GIVEN DATA:
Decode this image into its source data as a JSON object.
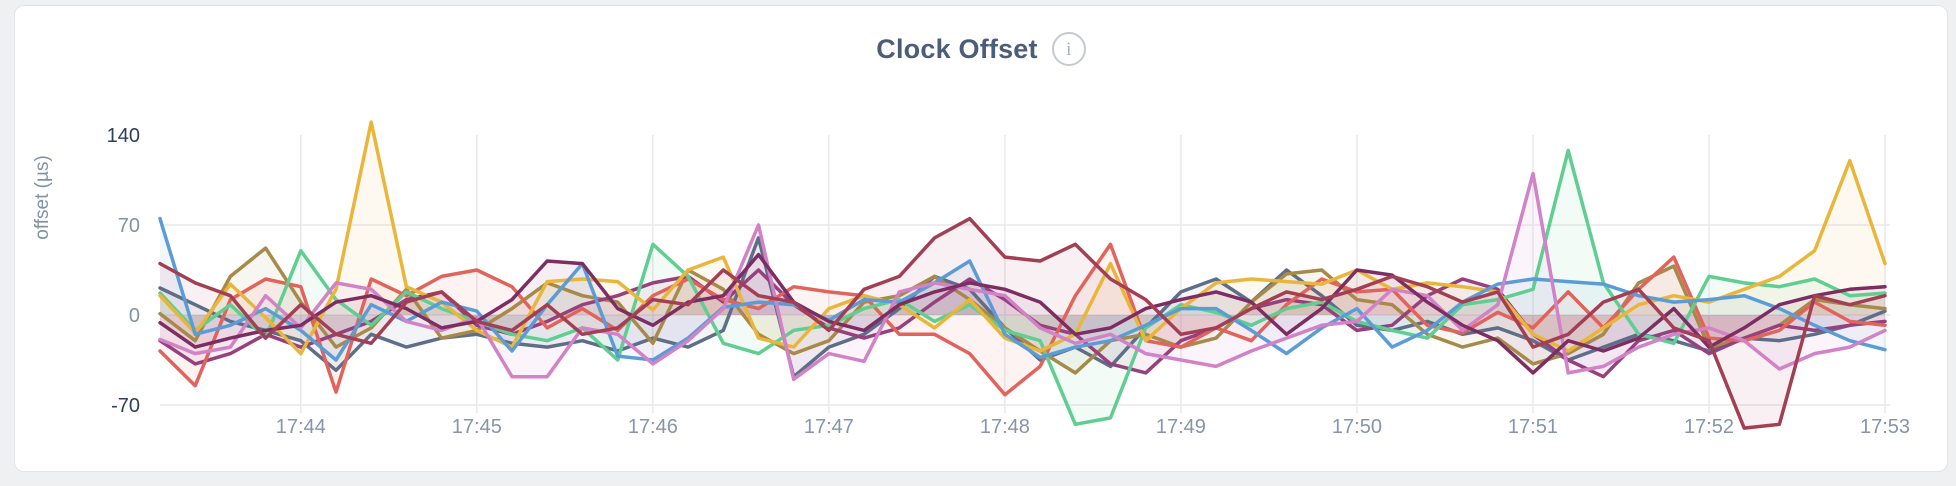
{
  "header": {
    "title": "Clock Offset",
    "info_glyph": "i"
  },
  "chart_data": {
    "type": "line",
    "title": "Clock Offset",
    "ylabel": "offset (µs)",
    "legend": "none",
    "grid": true,
    "y_ticks": [
      140,
      70,
      0,
      -70
    ],
    "ylim_visible": [
      -70,
      140
    ],
    "baseline": 0,
    "x_ticks": [
      "17:44",
      "17:45",
      "17:46",
      "17:47",
      "17:48",
      "17:49",
      "17:50",
      "17:51",
      "17:52",
      "17:53"
    ],
    "x_tick_values": [
      44,
      45,
      46,
      47,
      48,
      49,
      50,
      51,
      52,
      53
    ],
    "x_start_minutes": 43.2,
    "x_step_minutes": 0.2,
    "grid_color": "#e9e9eb",
    "series": [
      {
        "name": "slate",
        "color": "#5F6E88",
        "values": [
          21,
          8,
          -5,
          -12,
          -20,
          -43,
          -15,
          -25,
          -18,
          -15,
          -22,
          -25,
          -20,
          -28,
          -18,
          -25,
          -12,
          60,
          -48,
          -25,
          -15,
          5,
          30,
          20,
          -10,
          -35,
          -25,
          -40,
          -10,
          18,
          28,
          10,
          35,
          15,
          -8,
          -12,
          -5,
          -15,
          -10,
          -20,
          -35,
          -25,
          -15,
          -20,
          -28,
          -18,
          -20,
          -15,
          -8,
          3
        ]
      },
      {
        "name": "olive",
        "color": "#A78A49",
        "values": [
          1,
          -20,
          30,
          52,
          10,
          -25,
          -10,
          20,
          -18,
          -12,
          5,
          25,
          15,
          10,
          -22,
          35,
          20,
          -15,
          -30,
          -20,
          10,
          15,
          30,
          12,
          -10,
          -28,
          -45,
          -20,
          -15,
          -25,
          -18,
          10,
          32,
          35,
          12,
          8,
          -15,
          -25,
          -18,
          -38,
          -30,
          -15,
          25,
          38,
          -25,
          -18,
          -8,
          12,
          8,
          5
        ]
      },
      {
        "name": "plum",
        "color": "#96407E",
        "values": [
          -20,
          -38,
          -30,
          -15,
          -25,
          -15,
          -5,
          12,
          18,
          -8,
          -15,
          -5,
          8,
          15,
          25,
          30,
          10,
          35,
          8,
          -10,
          -18,
          -10,
          10,
          28,
          12,
          -8,
          -15,
          -38,
          -45,
          -20,
          -10,
          5,
          12,
          8,
          -12,
          -8,
          15,
          28,
          20,
          -15,
          -35,
          -48,
          -20,
          -12,
          -30,
          -18,
          -8,
          -12,
          -8,
          -5
        ]
      },
      {
        "name": "coral",
        "color": "#E2635B",
        "values": [
          -28,
          -55,
          12,
          28,
          22,
          -60,
          28,
          15,
          30,
          35,
          22,
          -10,
          5,
          -12,
          15,
          28,
          12,
          5,
          22,
          18,
          15,
          -15,
          -15,
          -30,
          -62,
          -40,
          15,
          55,
          -20,
          -25,
          -10,
          -20,
          8,
          28,
          18,
          20,
          -8,
          -14,
          2,
          -10,
          18,
          -10,
          20,
          45,
          -18,
          -20,
          -12,
          10,
          -5,
          -8
        ]
      },
      {
        "name": "green",
        "color": "#5FCE90",
        "values": [
          17,
          -12,
          8,
          -18,
          50,
          12,
          -8,
          18,
          5,
          -5,
          -15,
          -20,
          -10,
          -35,
          55,
          30,
          -22,
          -30,
          -12,
          -8,
          5,
          12,
          -5,
          8,
          -12,
          -20,
          -85,
          -80,
          -10,
          8,
          2,
          -8,
          5,
          10,
          -5,
          -12,
          -18,
          8,
          12,
          20,
          128,
          25,
          -15,
          -22,
          30,
          25,
          22,
          28,
          15,
          17
        ]
      },
      {
        "name": "amber",
        "color": "#E9B63B",
        "values": [
          15,
          -14,
          24,
          -2,
          -30,
          20,
          150,
          22,
          10,
          -12,
          -25,
          26,
          28,
          26,
          4,
          35,
          45,
          -18,
          -25,
          5,
          15,
          8,
          -10,
          12,
          -18,
          -28,
          -15,
          40,
          -20,
          5,
          25,
          28,
          26,
          24,
          35,
          20,
          25,
          22,
          18,
          -15,
          -28,
          -10,
          8,
          15,
          10,
          20,
          30,
          50,
          120,
          40
        ]
      },
      {
        "name": "blue",
        "color": "#5C9CD6",
        "values": [
          75,
          -15,
          -8,
          5,
          -12,
          -35,
          8,
          -5,
          10,
          3,
          -28,
          8,
          40,
          -32,
          -35,
          -18,
          6,
          10,
          8,
          -4,
          12,
          10,
          25,
          42,
          -15,
          -33,
          -25,
          -20,
          -8,
          5,
          5,
          -12,
          -30,
          -10,
          5,
          -25,
          -12,
          10,
          24,
          28,
          26,
          24,
          15,
          10,
          12,
          15,
          5,
          -8,
          -20,
          -27
        ]
      },
      {
        "name": "orchid",
        "color": "#D282C6",
        "values": [
          -19,
          -30,
          -25,
          15,
          -10,
          25,
          20,
          -5,
          -12,
          -2,
          -48,
          -48,
          -10,
          -15,
          -38,
          -20,
          5,
          70,
          -50,
          -30,
          -36,
          18,
          25,
          20,
          15,
          -10,
          -22,
          -15,
          -30,
          -35,
          -40,
          -28,
          -18,
          -8,
          -5,
          20,
          15,
          -12,
          8,
          110,
          -45,
          -40,
          -25,
          -15,
          -10,
          -20,
          -42,
          -30,
          -25,
          -12
        ]
      },
      {
        "name": "purple",
        "color": "#7C2D62",
        "values": [
          -6,
          -25,
          -18,
          -12,
          -8,
          10,
          15,
          5,
          -10,
          -5,
          12,
          42,
          40,
          5,
          -8,
          10,
          15,
          47,
          10,
          -5,
          -12,
          8,
          18,
          25,
          20,
          10,
          -15,
          -10,
          5,
          12,
          18,
          10,
          -15,
          5,
          35,
          31,
          10,
          -8,
          -20,
          -45,
          -20,
          -28,
          -18,
          5,
          -25,
          -10,
          8,
          15,
          20,
          22
        ]
      },
      {
        "name": "maroon",
        "color": "#A23F55",
        "values": [
          40,
          25,
          15,
          -18,
          8,
          -15,
          -22,
          10,
          18,
          -5,
          -12,
          8,
          -15,
          -10,
          12,
          8,
          35,
          15,
          10,
          -12,
          20,
          30,
          60,
          75,
          45,
          42,
          55,
          28,
          12,
          -15,
          -10,
          5,
          18,
          12,
          20,
          30,
          22,
          10,
          18,
          -25,
          -15,
          10,
          20,
          -10,
          -20,
          -88,
          -85,
          15,
          8,
          15
        ]
      }
    ]
  }
}
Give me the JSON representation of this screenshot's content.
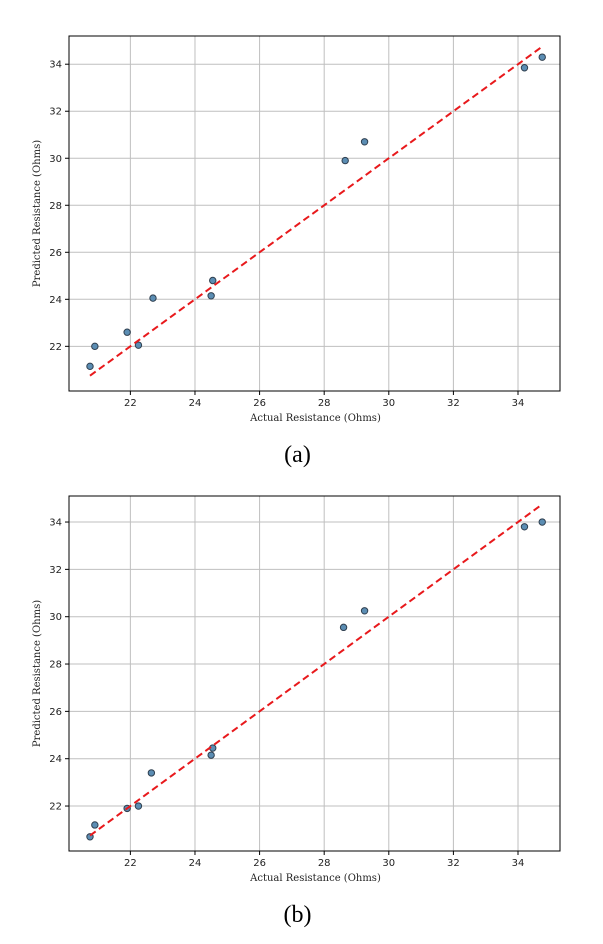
{
  "colors": {
    "point_fill": "#5b8db3",
    "point_edge": "#2f3f4f",
    "ref_line": "#e8191c",
    "grid": "#bfbfbf",
    "frame": "#000000"
  },
  "chart_data": [
    {
      "type": "scatter",
      "panel_caption": "(a)",
      "title": "",
      "xlabel": "Actual Resistance (Ohms)",
      "ylabel": "Predicted Resistance (Ohms)",
      "xlim": [
        20.1,
        35.3
      ],
      "ylim": [
        20.1,
        35.2
      ],
      "xticks": [
        22,
        24,
        26,
        28,
        30,
        32,
        34
      ],
      "yticks": [
        22,
        24,
        26,
        28,
        30,
        32,
        34
      ],
      "grid": true,
      "legend": "none",
      "reference_line": {
        "style": "dashed",
        "x": [
          20.75,
          34.75
        ],
        "y": [
          20.75,
          34.75
        ]
      },
      "series": [
        {
          "x": [
            20.75,
            20.9,
            21.9,
            22.25,
            22.7,
            24.5,
            24.55,
            28.65,
            29.25,
            34.2,
            34.75
          ],
          "y": [
            21.15,
            22.0,
            22.6,
            22.05,
            24.05,
            24.15,
            24.8,
            29.9,
            30.7,
            33.85,
            34.3
          ]
        }
      ]
    },
    {
      "type": "scatter",
      "panel_caption": "(b)",
      "title": "",
      "xlabel": "Actual Resistance (Ohms)",
      "ylabel": "Predicted Resistance (Ohms)",
      "xlim": [
        20.1,
        35.3
      ],
      "ylim": [
        20.1,
        35.1
      ],
      "xticks": [
        22,
        24,
        26,
        28,
        30,
        32,
        34
      ],
      "yticks": [
        22,
        24,
        26,
        28,
        30,
        32,
        34
      ],
      "grid": true,
      "legend": "none",
      "reference_line": {
        "style": "dashed",
        "x": [
          20.75,
          34.75
        ],
        "y": [
          20.75,
          34.75
        ]
      },
      "series": [
        {
          "x": [
            20.75,
            20.9,
            21.9,
            22.25,
            22.65,
            24.5,
            24.55,
            28.6,
            29.25,
            34.2,
            34.75
          ],
          "y": [
            20.7,
            21.2,
            21.9,
            22.0,
            23.4,
            24.15,
            24.45,
            29.55,
            30.25,
            33.8,
            34.0
          ]
        }
      ]
    }
  ]
}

GIVEN TASK: Copy each line of the preceding data that contains the string "this".

RESULT:
Decode this image into its source data as a JSON object.
Give me the JSON representation of this screenshot's content.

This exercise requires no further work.